▼

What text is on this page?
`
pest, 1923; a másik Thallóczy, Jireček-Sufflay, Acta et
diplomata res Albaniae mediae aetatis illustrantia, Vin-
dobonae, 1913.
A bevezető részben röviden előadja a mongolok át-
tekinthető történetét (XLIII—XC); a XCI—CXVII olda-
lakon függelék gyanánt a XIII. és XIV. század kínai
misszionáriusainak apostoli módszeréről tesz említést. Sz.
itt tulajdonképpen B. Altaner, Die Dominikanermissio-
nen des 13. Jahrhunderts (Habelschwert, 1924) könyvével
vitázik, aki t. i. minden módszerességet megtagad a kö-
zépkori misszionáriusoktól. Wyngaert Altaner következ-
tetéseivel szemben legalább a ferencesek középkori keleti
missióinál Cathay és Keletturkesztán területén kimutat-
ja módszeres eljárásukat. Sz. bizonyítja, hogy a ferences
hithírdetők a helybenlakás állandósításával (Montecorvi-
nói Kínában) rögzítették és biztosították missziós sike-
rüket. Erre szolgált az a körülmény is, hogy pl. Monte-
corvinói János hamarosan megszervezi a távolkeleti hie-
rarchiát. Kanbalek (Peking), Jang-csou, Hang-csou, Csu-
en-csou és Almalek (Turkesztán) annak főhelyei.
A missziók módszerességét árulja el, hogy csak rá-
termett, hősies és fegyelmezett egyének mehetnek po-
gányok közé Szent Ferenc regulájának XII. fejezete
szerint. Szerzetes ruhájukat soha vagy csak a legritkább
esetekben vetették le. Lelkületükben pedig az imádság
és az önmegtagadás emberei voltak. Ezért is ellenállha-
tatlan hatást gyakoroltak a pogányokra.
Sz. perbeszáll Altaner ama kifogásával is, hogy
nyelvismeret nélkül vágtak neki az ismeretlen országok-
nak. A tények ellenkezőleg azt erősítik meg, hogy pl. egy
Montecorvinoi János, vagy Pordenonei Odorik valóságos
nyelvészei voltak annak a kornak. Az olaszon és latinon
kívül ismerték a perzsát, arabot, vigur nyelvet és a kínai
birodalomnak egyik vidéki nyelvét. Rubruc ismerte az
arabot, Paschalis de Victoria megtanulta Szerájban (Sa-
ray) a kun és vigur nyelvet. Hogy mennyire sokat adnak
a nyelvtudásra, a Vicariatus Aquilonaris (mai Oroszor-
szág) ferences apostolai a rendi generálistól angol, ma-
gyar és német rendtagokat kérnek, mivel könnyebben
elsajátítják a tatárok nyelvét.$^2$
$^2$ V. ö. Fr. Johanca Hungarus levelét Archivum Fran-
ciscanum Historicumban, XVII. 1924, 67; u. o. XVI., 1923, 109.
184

▲

▶ [PROBLEM REQUIREMENTS]
From the data above, copy each line that has the string "csou".

▶ [SOLUTION]
rarchiát. Kanbalek (Peking), Jang-csou, Hang-csou, Csu-
en-csou és Almalek (Turkesztán) annak főhelyei.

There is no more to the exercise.